→ **THE REQUEST**
Do not include the pictures; repeat the rest of the data exactly.

→ **AVAILABLE DATA**
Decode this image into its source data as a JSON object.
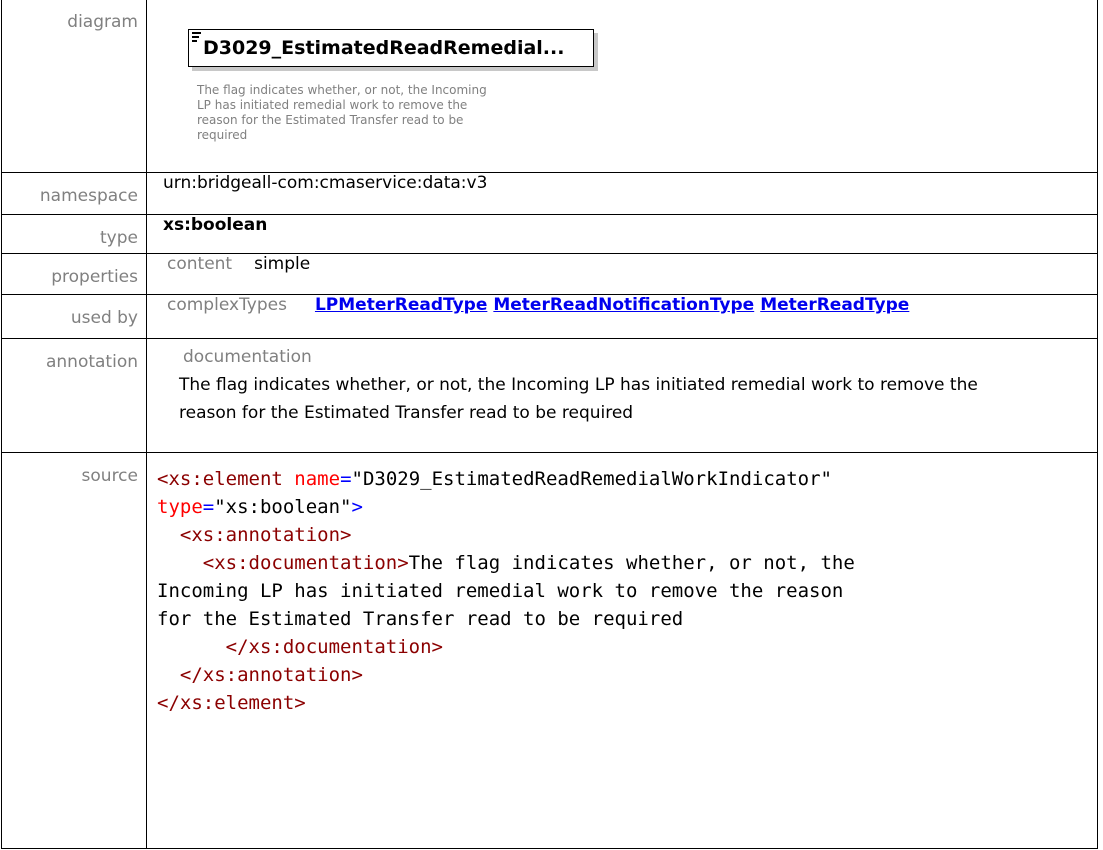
{
  "rows": {
    "diagram": {
      "label": "diagram",
      "element_name": "D3029_EstimatedReadRemedial...",
      "element_doc": "The flag indicates whether, or not, the Incoming LP has initiated remedial work to remove the reason for the Estimated Transfer read to be required"
    },
    "namespace": {
      "label": "namespace",
      "value": "urn:bridgeall-com:cmaservice:data:v3"
    },
    "type": {
      "label": "type",
      "value": "xs:boolean"
    },
    "properties": {
      "label": "properties",
      "key": "content",
      "value": "simple"
    },
    "used_by": {
      "label": "used by",
      "key": "complexTypes",
      "links": [
        "LPMeterReadType",
        "MeterReadNotificationType",
        "MeterReadType"
      ]
    },
    "annotation": {
      "label": "annotation",
      "key": "documentation",
      "value": "The flag indicates whether, or not, the Incoming LP has initiated remedial work to remove the reason for the Estimated Transfer read to be required"
    },
    "source": {
      "label": "source",
      "el_open": "<xs:element",
      "attr_name": "name",
      "val_name": "\"D3029_EstimatedReadRemedialWorkIndicator\"",
      "attr_type": "type",
      "val_type": "\"xs:boolean\"",
      "close_bracket": ">",
      "ann_open": "<xs:annotation>",
      "doc_open": "<xs:documentation>",
      "doc_text_1": "The flag indicates whether, or not, the",
      "doc_text_2": "Incoming LP has initiated remedial work to remove the reason",
      "doc_text_3": "for the Estimated Transfer read to be required",
      "doc_close": "</xs:documentation>",
      "ann_close": "</xs:annotation>",
      "el_close": "</xs:element>",
      "eq": "="
    }
  }
}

→ **THE ANSWER**
Decode this image into its source data as a JSON object.
{
  "rows": {
    "diagram": {
      "label": "diagram",
      "element_name": "D3029_EstimatedReadRemedial...",
      "element_doc": "The flag indicates whether, or not, the Incoming LP has initiated remedial work to remove the reason for the Estimated Transfer read to be required"
    },
    "namespace": {
      "label": "namespace",
      "value": "urn:bridgeall-com:cmaservice:data:v3"
    },
    "type": {
      "label": "type",
      "value": "xs:boolean"
    },
    "properties": {
      "label": "properties",
      "key": "content",
      "value": "simple"
    },
    "used_by": {
      "label": "used by",
      "key": "complexTypes",
      "links": [
        "LPMeterReadType",
        "MeterReadNotificationType",
        "MeterReadType"
      ]
    },
    "annotation": {
      "label": "annotation",
      "key": "documentation",
      "value": "The flag indicates whether, or not, the Incoming LP has initiated remedial work to remove the reason for the Estimated Transfer read to be required"
    },
    "source": {
      "label": "source",
      "el_open": "<xs:element",
      "attr_name": "name",
      "val_name": "\"D3029_EstimatedReadRemedialWorkIndicator\"",
      "attr_type": "type",
      "val_type": "\"xs:boolean\"",
      "close_bracket": ">",
      "ann_open": "<xs:annotation>",
      "doc_open": "<xs:documentation>",
      "doc_text_1": "The flag indicates whether, or not, the",
      "doc_text_2": "Incoming LP has initiated remedial work to remove the reason",
      "doc_text_3": "for the Estimated Transfer read to be required",
      "doc_close": "</xs:documentation>",
      "ann_close": "</xs:annotation>",
      "el_close": "</xs:element>",
      "eq": "="
    }
  }
}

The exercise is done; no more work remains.